*Task description*. Copy the records below exactly, omitting any pictures they contain.

*Entries provided*.

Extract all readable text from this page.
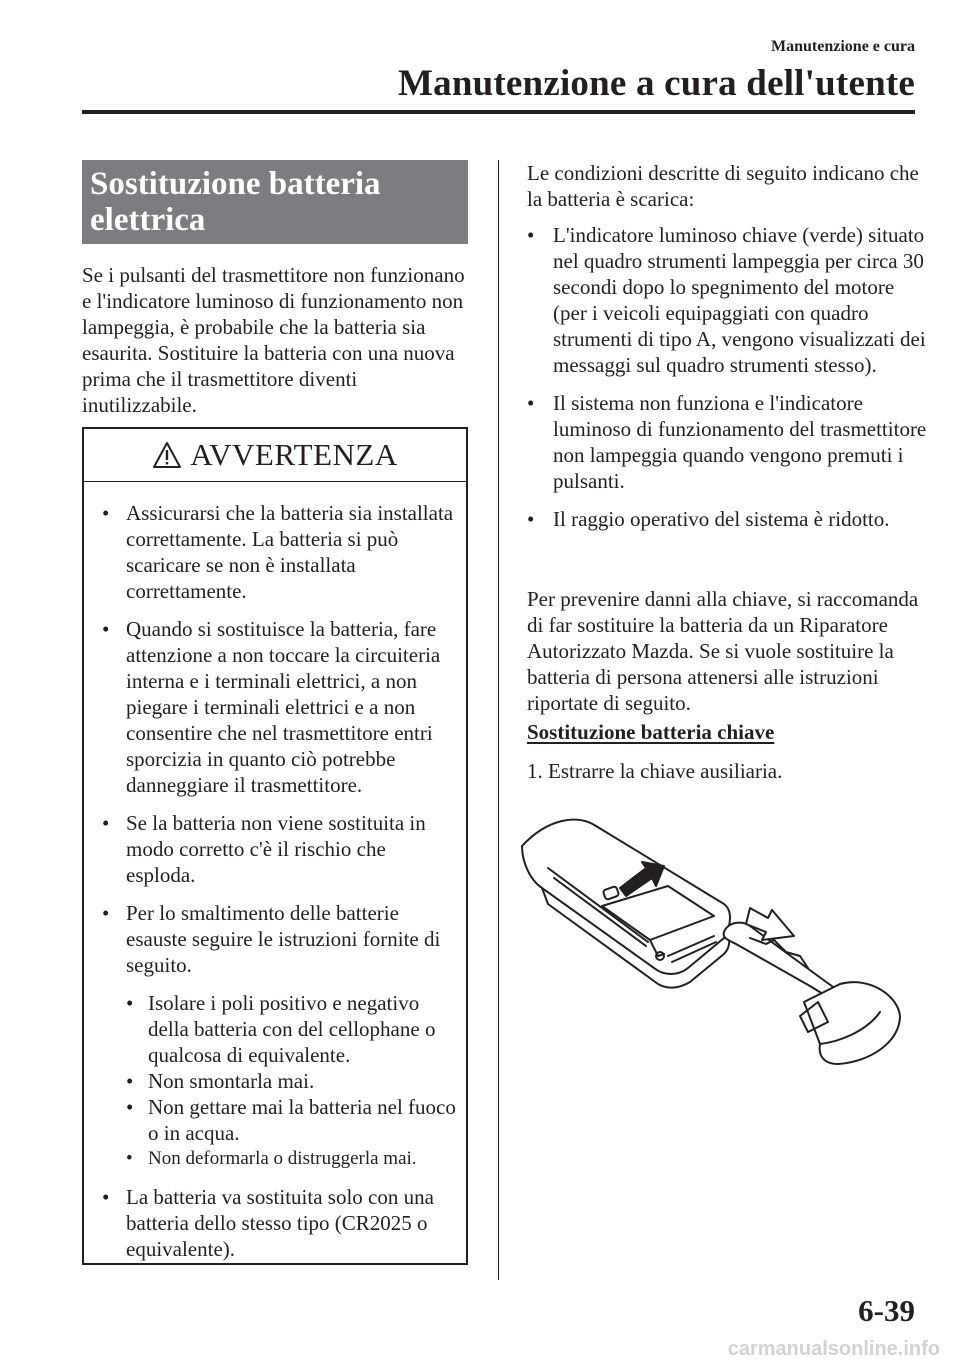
Manutenzione e cura
Manutenzione a cura dell'utente
Sostituzione batteria
elettrica

Se i pulsanti del trasmettitore non funzionano e l'indicatore luminoso di funzionamento non lampeggia, è probabile che la batteria sia esaurita. Sostituire la batteria con una nuova prima che il trasmettitore diventi inutilizzabile.

AVVERTENZA
• Assicurarsi che la batteria sia installata correttamente. La batteria si può scaricare se non è installata correttamente.
• Quando si sostituisce la batteria, fare attenzione a non toccare la circuiteria interna e i terminali elettrici, a non piegare i terminali elettrici e a non consentire che nel trasmettitore entri sporcizia in quanto ciò potrebbe danneggiare il trasmettitore.
• Se la batteria non viene sostituita in modo corretto c'è il rischio che esploda.
• Per lo smaltimento delle batterie esauste seguire le istruzioni fornite di seguito.
• Isolare i poli positivo e negativo della batteria con del cellophane o qualcosa di equivalente.
• Non smontarla mai.
• Non gettare mai la batteria nel fuoco o in acqua.
• Non deformarla o distruggerla mai.
• La batteria va sostituita solo con una batteria dello stesso tipo (CR2025 o equivalente).

Le condizioni descritte di seguito indicano che la batteria è scarica:

• L'indicatore luminoso chiave (verde) situato nel quadro strumenti lampeggia per circa 30 secondi dopo lo spegnimento del motore (per i veicoli equipaggiati con quadro strumenti di tipo A, vengono visualizzati dei messaggi sul quadro strumenti stesso).
• Il sistema non funziona e l'indicatore luminoso di funzionamento del trasmettitore non lampeggia quando vengono premuti i pulsanti.
• Il raggio operativo del sistema è ridotto.

Per prevenire danni alla chiave, si raccomanda di far sostituire la batteria da un Riparatore Autorizzato Mazda. Se si vuole sostituire la batteria di persona attenersi alle istruzioni riportate di seguito.

Sostituzione batteria chiave
1. Estrarre la chiave ausiliaria.
6-39
carmanualsonline.info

*Response*.
Extract all readable text from this page.
Manutenzione e cura
Manutenzione a cura dell'utente
Sostituzione batteria
elettrica

Se i pulsanti del trasmettitore non funzionano e l'indicatore luminoso di funzionamento non lampeggia, è probabile che la batteria sia esaurita. Sostituire la batteria con una nuova prima che il trasmettitore diventi inutilizzabile.

AVVERTENZA
• Assicurarsi che la batteria sia installata correttamente. La batteria si può scaricare se non è installata correttamente.
• Quando si sostituisce la batteria, fare attenzione a non toccare la circuiteria interna e i terminali elettrici, a non piegare i terminali elettrici e a non consentire che nel trasmettitore entri sporcizia in quanto ciò potrebbe danneggiare il trasmettitore.
• Se la batteria non viene sostituita in modo corretto c'è il rischio che esploda.
• Per lo smaltimento delle batterie esauste seguire le istruzioni fornite di seguito.
• Isolare i poli positivo e negativo della batteria con del cellophane o qualcosa di equivalente.
• Non smontarla mai.
• Non gettare mai la batteria nel fuoco o in acqua.
• Non deformarla o distruggerla mai.
• La batteria va sostituita solo con una batteria dello stesso tipo (CR2025 o equivalente).

Le condizioni descritte di seguito indicano che la batteria è scarica:

• L'indicatore luminoso chiave (verde) situato nel quadro strumenti lampeggia per circa 30 secondi dopo lo spegnimento del motore (per i veicoli equipaggiati con quadro strumenti di tipo A, vengono visualizzati dei messaggi sul quadro strumenti stesso).
• Il sistema non funziona e l'indicatore luminoso di funzionamento del trasmettitore non lampeggia quando vengono premuti i pulsanti.
• Il raggio operativo del sistema è ridotto.

Per prevenire danni alla chiave, si raccomanda di far sostituire la batteria da un Riparatore Autorizzato Mazda. Se si vuole sostituire la batteria di persona attenersi alle istruzioni riportate di seguito.

Sostituzione batteria chiave
1. Estrarre la chiave ausiliaria.
6-39
carmanualsonline.info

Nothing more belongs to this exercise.